— What is asked —
Filter the records below for the word "conditions". Copy each line that holds it.

..........

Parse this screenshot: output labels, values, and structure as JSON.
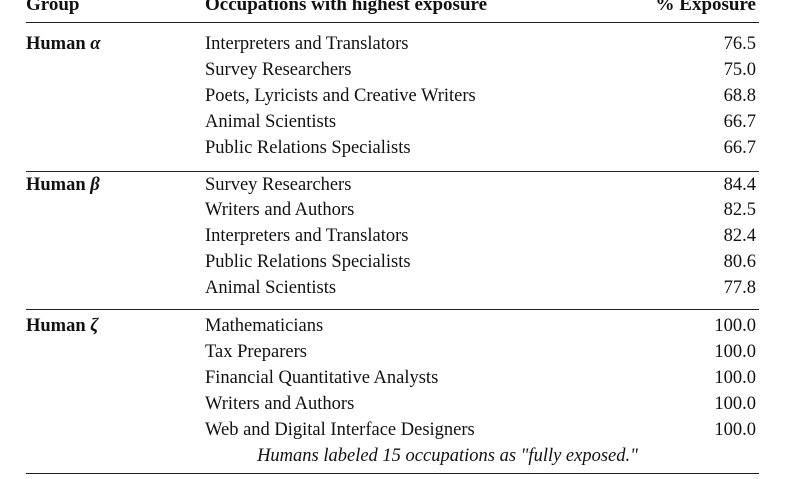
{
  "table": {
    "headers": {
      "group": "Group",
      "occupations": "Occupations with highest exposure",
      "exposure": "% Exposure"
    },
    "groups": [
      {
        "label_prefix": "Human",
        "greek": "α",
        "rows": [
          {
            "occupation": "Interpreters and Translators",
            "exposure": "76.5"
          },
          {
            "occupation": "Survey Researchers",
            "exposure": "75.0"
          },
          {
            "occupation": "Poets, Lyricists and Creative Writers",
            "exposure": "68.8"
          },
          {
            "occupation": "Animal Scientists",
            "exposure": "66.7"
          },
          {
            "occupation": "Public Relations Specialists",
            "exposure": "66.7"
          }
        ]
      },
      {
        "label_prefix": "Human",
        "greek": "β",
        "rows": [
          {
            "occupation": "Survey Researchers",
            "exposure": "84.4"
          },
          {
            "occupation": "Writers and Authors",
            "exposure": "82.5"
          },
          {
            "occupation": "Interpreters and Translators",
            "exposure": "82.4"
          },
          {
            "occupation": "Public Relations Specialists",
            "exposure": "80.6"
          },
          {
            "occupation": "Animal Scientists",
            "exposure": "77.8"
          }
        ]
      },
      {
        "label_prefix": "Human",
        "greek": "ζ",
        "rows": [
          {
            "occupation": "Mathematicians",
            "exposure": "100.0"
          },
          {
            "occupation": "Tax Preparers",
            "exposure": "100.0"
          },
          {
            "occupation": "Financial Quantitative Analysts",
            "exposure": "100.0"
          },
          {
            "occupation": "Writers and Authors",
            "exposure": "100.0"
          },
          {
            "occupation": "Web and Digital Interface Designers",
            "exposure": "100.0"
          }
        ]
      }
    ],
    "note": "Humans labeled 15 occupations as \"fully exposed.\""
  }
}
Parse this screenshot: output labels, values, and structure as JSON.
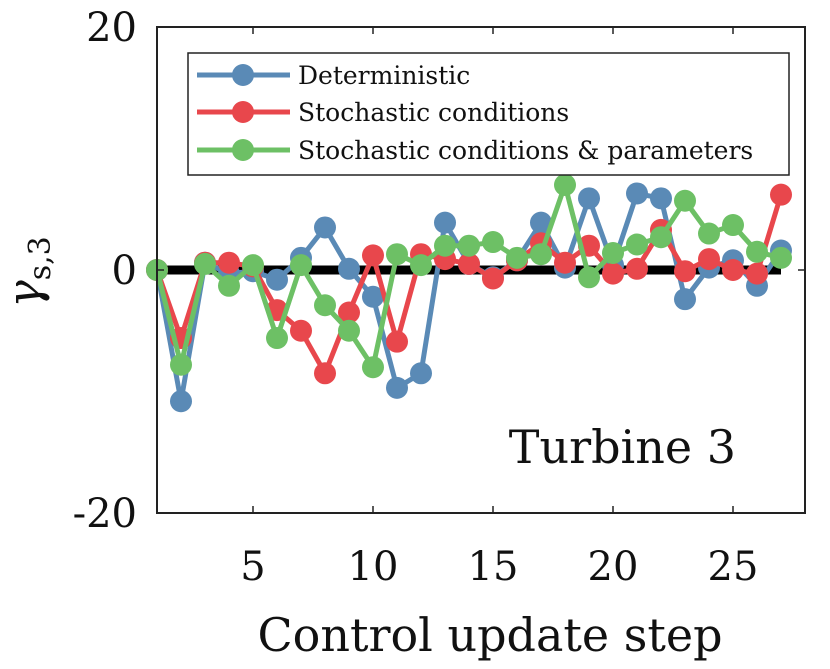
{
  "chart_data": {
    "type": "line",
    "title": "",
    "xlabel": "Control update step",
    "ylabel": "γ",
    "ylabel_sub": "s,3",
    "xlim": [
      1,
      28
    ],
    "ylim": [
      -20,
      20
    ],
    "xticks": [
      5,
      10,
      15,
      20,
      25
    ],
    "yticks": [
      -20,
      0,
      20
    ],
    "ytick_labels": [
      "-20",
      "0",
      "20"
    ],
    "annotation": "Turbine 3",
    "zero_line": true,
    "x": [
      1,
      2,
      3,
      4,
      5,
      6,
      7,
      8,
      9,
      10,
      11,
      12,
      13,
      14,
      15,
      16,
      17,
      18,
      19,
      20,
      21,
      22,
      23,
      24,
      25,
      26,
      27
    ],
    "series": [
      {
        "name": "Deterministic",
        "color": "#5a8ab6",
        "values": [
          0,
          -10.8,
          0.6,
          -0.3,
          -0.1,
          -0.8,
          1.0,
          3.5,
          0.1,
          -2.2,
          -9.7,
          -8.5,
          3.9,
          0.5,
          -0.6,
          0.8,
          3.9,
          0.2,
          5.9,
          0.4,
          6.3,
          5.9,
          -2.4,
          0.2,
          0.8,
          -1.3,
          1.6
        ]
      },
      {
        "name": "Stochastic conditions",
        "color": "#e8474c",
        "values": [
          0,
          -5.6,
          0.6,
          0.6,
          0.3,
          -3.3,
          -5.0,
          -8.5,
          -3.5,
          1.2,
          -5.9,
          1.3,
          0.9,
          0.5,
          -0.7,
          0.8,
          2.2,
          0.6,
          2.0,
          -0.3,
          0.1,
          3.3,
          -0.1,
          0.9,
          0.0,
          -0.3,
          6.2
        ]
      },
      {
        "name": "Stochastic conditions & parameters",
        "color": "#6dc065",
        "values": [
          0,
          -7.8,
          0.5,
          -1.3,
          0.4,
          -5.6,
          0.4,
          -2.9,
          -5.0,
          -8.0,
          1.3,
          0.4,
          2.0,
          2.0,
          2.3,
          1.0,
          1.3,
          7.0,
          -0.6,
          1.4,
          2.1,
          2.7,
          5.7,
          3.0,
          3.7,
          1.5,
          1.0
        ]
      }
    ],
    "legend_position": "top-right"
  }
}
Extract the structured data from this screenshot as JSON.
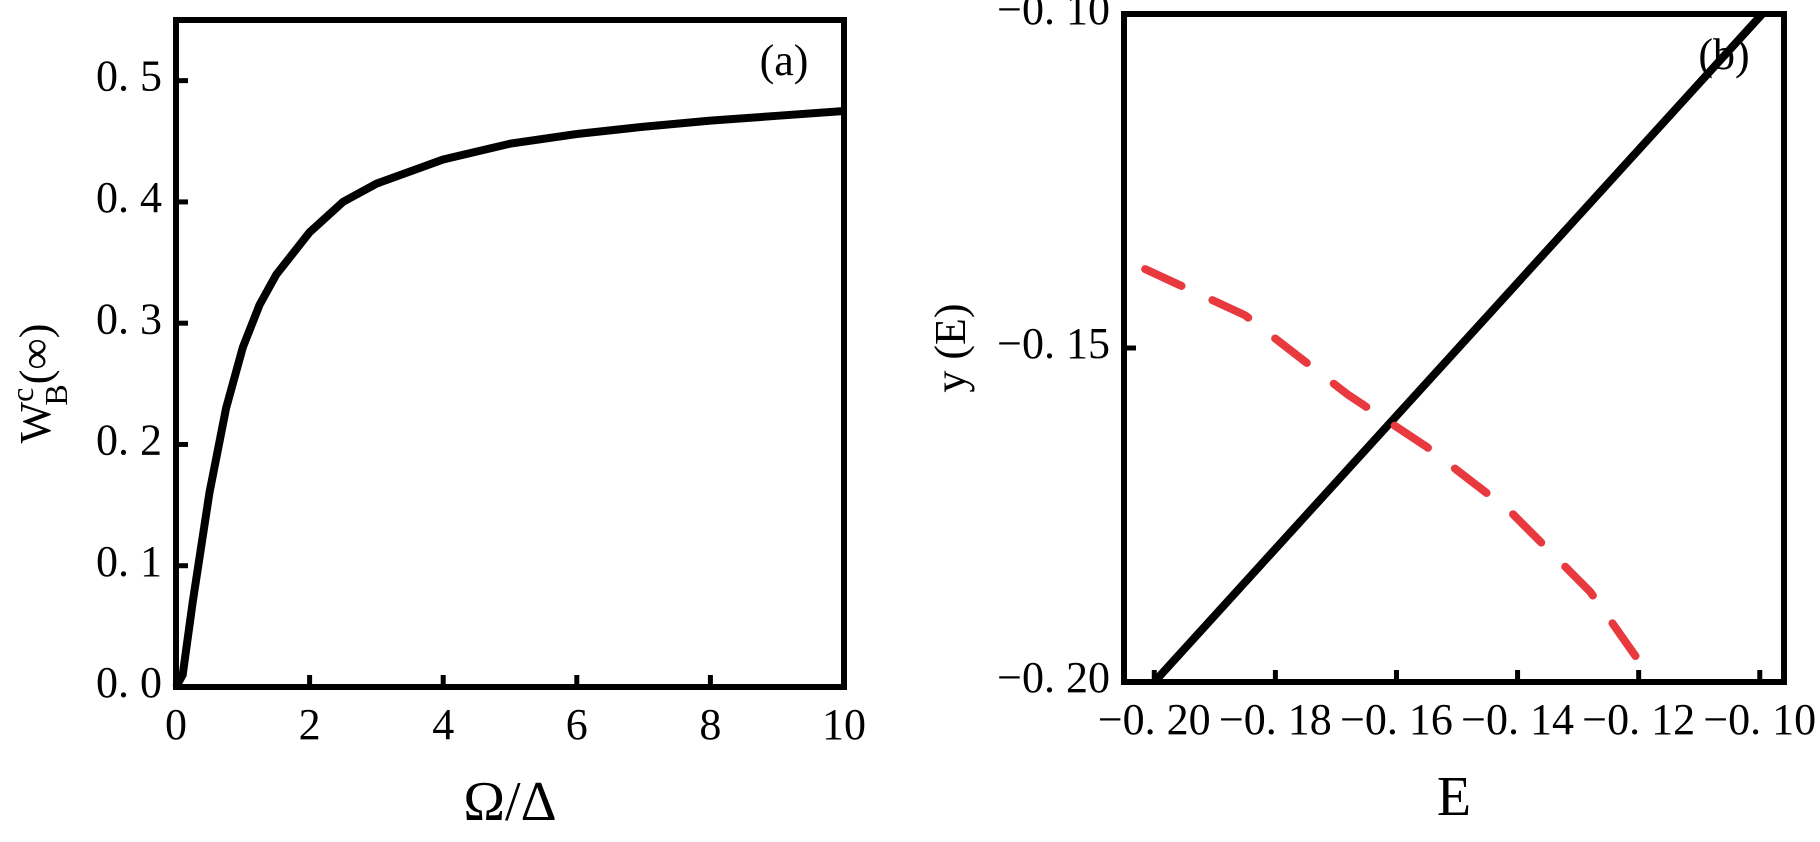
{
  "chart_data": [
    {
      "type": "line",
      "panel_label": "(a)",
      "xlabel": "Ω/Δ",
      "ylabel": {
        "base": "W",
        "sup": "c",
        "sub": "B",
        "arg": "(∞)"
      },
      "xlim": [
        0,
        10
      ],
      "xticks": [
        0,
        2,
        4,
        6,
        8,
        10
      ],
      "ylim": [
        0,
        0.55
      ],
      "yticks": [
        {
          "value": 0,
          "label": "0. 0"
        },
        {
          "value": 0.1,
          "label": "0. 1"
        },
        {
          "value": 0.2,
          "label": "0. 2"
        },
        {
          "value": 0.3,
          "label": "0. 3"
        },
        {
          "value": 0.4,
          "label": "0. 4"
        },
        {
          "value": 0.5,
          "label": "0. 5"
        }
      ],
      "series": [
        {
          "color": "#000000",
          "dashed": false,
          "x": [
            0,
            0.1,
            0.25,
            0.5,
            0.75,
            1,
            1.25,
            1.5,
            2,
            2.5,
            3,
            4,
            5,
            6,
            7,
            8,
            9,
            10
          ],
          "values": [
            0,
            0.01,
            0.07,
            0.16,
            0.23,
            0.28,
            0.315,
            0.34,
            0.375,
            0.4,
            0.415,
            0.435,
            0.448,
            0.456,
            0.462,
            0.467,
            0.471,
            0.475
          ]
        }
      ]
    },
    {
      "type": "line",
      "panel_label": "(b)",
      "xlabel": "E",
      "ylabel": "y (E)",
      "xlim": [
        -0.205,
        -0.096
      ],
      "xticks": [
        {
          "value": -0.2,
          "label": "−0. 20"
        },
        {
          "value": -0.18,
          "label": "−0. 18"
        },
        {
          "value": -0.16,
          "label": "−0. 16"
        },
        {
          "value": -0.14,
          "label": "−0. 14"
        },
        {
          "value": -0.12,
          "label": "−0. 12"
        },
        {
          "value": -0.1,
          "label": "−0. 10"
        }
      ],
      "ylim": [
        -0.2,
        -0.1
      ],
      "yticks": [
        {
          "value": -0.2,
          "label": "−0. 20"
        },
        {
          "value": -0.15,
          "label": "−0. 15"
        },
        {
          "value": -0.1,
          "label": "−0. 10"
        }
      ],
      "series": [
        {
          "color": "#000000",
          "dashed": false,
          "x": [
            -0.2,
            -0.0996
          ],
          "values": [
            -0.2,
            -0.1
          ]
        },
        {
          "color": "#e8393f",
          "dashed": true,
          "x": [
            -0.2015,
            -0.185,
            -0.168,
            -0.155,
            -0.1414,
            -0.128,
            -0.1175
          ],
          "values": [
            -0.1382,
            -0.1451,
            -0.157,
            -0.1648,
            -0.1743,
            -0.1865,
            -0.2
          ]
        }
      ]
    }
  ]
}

..........

— Correct response —
        "name": "Stochastic conditions",
        "name": "Stochastic conditions & parameters",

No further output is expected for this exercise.